_OBJECTIVE_. Copy out each line of the data holding "COITY".

_EXCERPTED DATA_.
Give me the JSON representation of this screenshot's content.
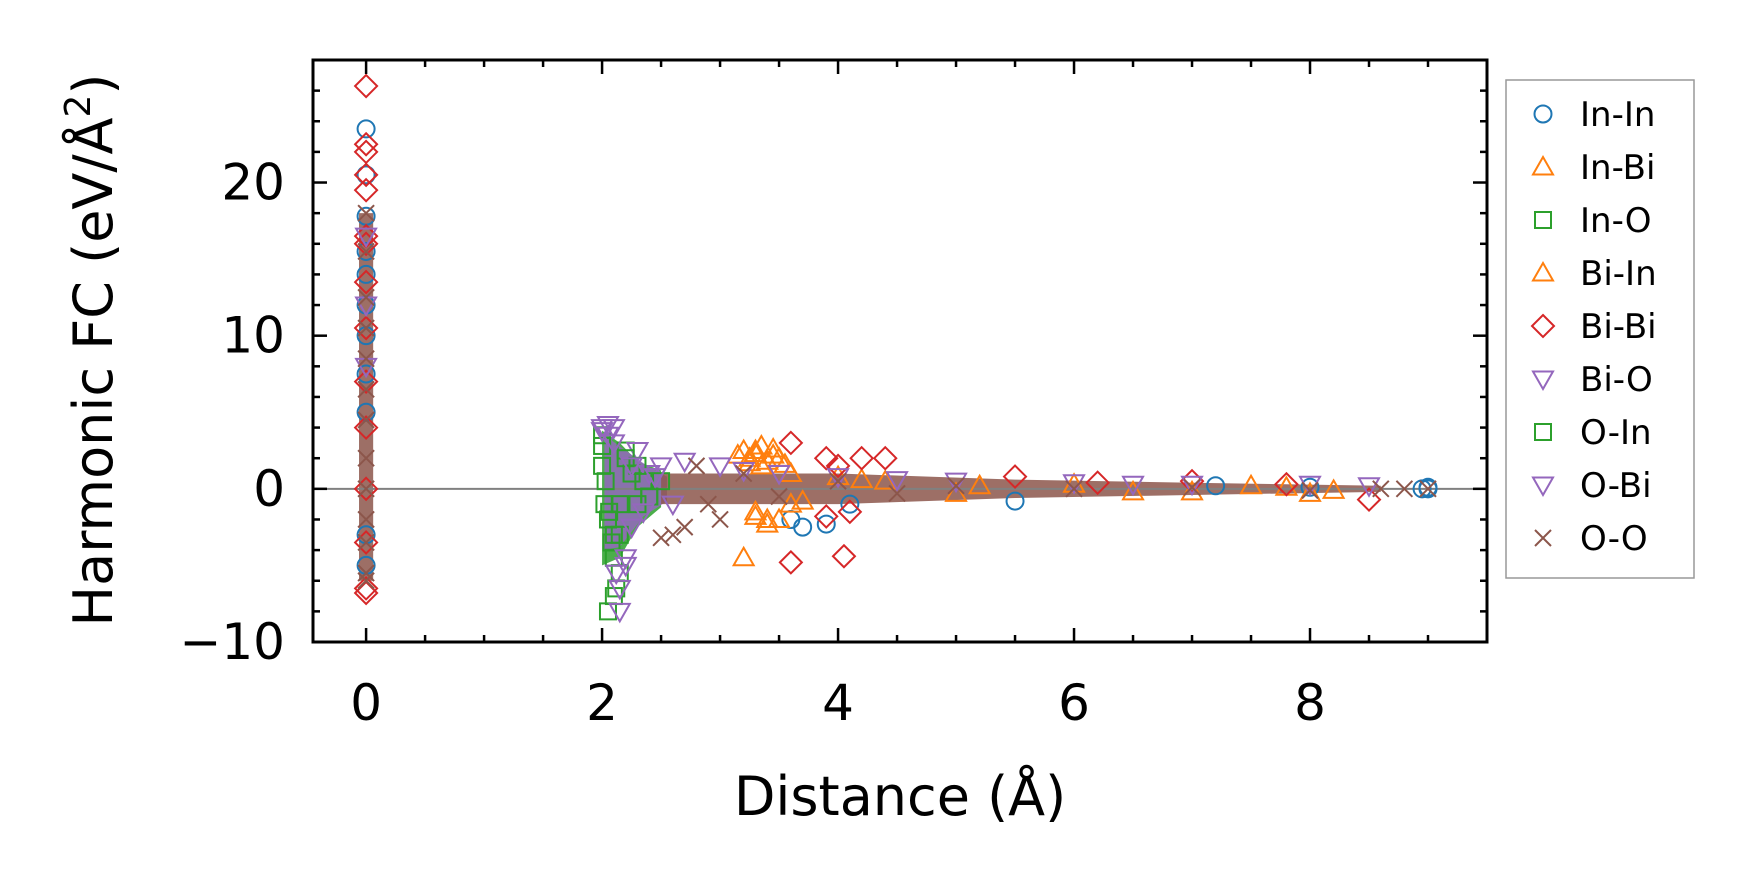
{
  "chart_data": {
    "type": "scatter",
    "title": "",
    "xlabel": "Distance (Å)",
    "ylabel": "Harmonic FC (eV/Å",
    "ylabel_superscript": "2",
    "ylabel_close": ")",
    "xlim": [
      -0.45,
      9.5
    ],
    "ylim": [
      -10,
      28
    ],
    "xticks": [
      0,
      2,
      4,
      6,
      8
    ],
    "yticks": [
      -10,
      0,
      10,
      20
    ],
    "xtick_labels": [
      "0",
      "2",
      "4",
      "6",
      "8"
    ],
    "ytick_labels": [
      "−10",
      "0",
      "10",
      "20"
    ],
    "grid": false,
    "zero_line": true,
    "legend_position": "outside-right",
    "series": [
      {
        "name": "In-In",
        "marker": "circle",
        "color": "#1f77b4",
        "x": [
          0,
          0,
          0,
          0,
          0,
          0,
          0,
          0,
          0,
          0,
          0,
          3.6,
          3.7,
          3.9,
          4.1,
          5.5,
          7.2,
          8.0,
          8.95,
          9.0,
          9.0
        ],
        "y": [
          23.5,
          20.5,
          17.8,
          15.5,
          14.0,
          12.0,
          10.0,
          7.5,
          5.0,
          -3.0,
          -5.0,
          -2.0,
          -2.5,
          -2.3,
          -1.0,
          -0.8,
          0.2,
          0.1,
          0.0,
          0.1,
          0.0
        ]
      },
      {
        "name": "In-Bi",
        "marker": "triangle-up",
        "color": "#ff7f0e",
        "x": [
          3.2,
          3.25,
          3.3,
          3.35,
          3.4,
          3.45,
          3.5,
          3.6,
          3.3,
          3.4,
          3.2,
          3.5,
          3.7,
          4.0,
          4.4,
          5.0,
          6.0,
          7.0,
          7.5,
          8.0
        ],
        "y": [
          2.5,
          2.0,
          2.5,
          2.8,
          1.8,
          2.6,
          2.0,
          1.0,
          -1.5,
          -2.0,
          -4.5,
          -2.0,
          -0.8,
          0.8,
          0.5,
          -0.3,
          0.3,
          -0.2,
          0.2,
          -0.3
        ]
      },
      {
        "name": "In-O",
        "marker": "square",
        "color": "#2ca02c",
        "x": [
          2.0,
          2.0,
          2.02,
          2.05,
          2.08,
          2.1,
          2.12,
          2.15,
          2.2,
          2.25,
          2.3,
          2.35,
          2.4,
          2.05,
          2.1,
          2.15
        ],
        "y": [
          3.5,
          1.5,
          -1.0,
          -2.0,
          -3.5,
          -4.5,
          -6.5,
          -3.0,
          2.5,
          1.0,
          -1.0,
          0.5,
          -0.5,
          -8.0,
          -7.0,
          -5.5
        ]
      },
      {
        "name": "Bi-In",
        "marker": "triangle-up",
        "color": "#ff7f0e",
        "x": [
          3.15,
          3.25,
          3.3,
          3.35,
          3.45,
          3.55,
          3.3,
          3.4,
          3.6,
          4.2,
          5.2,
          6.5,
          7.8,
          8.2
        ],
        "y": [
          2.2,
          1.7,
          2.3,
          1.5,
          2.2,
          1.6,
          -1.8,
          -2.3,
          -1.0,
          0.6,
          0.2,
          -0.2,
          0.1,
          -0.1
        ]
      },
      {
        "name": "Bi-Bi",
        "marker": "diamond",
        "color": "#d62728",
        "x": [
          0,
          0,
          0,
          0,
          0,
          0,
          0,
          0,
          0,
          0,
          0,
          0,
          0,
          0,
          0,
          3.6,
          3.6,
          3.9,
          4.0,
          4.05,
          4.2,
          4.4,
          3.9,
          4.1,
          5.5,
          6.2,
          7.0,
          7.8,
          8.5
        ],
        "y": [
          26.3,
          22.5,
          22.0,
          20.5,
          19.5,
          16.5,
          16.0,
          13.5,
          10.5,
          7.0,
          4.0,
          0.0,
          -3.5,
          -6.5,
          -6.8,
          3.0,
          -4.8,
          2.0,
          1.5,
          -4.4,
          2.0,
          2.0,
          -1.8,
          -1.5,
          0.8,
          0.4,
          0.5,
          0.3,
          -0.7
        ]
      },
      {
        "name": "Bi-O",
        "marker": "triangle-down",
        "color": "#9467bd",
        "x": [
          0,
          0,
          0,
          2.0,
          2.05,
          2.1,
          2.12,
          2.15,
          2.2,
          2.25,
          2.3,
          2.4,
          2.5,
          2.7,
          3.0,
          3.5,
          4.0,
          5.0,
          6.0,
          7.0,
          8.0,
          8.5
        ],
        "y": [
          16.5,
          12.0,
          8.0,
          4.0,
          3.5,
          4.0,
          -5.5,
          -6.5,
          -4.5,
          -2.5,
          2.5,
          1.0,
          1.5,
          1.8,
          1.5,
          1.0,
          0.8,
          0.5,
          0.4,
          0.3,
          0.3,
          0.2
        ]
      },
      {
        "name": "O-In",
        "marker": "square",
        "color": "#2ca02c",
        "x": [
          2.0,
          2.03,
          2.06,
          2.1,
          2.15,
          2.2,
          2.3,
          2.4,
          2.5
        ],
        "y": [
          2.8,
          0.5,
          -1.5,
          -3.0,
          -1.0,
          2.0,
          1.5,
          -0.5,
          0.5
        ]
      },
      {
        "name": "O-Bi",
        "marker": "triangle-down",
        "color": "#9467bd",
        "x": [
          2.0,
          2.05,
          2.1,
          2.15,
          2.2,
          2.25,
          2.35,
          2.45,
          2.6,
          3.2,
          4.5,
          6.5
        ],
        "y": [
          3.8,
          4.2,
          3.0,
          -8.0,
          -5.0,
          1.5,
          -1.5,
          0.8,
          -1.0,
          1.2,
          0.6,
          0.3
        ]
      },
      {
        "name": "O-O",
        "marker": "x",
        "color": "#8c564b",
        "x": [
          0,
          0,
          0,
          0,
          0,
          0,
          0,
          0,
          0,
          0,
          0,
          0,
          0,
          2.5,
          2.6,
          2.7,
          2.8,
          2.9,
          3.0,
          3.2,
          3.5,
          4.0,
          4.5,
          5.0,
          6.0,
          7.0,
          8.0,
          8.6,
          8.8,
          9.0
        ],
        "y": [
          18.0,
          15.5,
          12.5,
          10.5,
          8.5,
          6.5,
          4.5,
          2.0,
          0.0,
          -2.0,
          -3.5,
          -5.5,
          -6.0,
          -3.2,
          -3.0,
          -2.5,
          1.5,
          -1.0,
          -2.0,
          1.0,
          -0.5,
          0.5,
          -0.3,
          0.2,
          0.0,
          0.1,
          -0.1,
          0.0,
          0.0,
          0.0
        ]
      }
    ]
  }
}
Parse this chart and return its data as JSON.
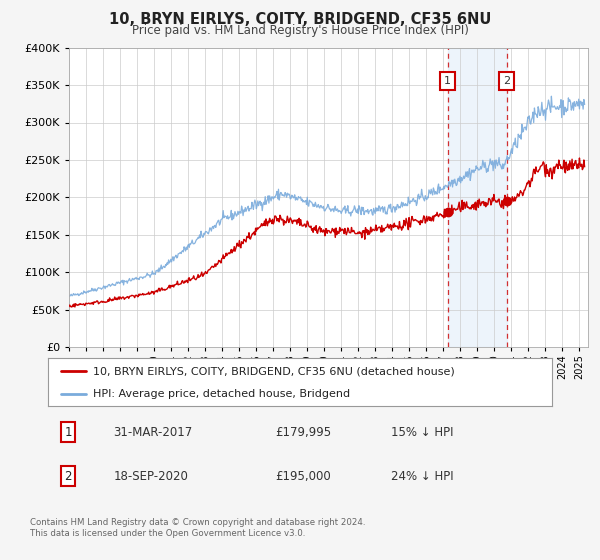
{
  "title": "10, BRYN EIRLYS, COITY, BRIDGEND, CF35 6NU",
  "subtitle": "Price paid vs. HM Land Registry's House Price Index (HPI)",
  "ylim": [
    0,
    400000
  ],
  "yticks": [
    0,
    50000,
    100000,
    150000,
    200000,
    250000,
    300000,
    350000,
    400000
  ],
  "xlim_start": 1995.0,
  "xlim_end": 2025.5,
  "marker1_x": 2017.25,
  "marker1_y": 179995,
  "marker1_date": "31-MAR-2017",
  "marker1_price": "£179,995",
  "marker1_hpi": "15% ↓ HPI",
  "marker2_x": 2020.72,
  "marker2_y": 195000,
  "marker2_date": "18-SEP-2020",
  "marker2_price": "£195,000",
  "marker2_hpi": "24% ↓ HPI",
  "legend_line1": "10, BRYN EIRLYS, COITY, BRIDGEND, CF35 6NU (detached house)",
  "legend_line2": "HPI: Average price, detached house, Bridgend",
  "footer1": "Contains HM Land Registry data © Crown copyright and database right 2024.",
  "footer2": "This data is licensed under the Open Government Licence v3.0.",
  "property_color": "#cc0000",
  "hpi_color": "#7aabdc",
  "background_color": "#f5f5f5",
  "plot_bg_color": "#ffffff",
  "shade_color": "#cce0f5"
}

_COMPLETE RESPONSE_.
  "title": "10, BRYN EIRLYS, COITY, BRIDGEND, CF35 6NU",
  "legend_line1": "10, BRYN EIRLYS, COITY, BRIDGEND, CF35 6NU (detached house)",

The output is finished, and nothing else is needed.